[Dataset listings of figures]
::::::

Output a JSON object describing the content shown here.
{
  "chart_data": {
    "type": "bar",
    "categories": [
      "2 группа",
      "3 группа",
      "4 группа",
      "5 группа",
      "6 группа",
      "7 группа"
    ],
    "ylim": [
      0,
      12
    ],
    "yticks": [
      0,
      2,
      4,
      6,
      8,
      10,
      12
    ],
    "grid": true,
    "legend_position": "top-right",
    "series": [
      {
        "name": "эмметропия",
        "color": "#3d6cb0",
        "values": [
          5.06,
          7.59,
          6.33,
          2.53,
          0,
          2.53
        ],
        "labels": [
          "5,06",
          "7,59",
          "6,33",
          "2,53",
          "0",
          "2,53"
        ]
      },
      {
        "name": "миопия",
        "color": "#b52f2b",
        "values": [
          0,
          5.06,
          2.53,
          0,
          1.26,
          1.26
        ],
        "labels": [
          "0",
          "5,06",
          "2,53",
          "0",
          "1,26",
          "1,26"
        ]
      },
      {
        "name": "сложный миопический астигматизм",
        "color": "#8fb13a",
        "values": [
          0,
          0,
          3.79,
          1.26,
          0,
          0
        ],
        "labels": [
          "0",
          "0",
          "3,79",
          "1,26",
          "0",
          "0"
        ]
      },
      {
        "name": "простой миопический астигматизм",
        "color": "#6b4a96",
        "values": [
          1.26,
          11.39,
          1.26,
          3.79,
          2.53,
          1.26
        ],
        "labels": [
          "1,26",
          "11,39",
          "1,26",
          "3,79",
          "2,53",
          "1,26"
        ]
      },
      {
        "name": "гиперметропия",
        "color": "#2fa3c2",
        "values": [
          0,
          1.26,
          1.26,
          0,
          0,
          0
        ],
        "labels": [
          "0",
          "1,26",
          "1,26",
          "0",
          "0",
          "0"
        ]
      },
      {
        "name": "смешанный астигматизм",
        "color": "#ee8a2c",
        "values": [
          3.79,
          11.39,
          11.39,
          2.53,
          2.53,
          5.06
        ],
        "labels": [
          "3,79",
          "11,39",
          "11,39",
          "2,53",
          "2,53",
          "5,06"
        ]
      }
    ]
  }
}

::::::

## PROBLEM TO SOLVE
All lines of the data above that include the word "группа" must be shown.

## FINAL RESULT
      "2 группа",
      "3 группа",
      "4 группа",
      "5 группа",
      "6 группа",
      "7 группа"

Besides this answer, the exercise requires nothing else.